(Dataset records)
────────────────────

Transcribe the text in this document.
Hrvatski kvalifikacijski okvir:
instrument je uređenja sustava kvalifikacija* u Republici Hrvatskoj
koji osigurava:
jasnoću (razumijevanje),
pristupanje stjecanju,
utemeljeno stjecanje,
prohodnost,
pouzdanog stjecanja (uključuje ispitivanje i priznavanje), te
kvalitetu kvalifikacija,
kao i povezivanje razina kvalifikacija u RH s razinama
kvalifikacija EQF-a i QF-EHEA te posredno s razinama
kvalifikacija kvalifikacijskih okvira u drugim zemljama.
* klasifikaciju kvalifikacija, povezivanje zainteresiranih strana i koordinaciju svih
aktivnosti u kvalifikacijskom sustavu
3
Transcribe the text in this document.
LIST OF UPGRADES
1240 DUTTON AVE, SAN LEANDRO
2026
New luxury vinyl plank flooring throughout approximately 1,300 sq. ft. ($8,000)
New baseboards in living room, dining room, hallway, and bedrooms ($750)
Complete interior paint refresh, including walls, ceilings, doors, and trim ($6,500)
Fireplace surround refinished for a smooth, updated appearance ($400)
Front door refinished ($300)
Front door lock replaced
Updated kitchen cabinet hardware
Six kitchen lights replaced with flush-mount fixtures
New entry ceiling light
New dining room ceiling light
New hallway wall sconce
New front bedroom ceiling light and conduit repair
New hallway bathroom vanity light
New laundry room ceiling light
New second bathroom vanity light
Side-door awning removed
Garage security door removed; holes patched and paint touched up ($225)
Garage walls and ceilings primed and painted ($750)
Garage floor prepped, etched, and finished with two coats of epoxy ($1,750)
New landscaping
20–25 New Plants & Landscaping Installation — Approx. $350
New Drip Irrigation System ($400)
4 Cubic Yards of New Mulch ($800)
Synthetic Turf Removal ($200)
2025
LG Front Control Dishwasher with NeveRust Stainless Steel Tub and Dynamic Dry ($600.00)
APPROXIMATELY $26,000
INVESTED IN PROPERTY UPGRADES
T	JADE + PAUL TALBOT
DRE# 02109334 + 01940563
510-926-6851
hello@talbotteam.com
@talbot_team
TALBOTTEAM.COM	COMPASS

────────────────────

• Work required:
State the number of lines holding the word "dining" in the listing. Add nothing else.

• Result of this exercise:
2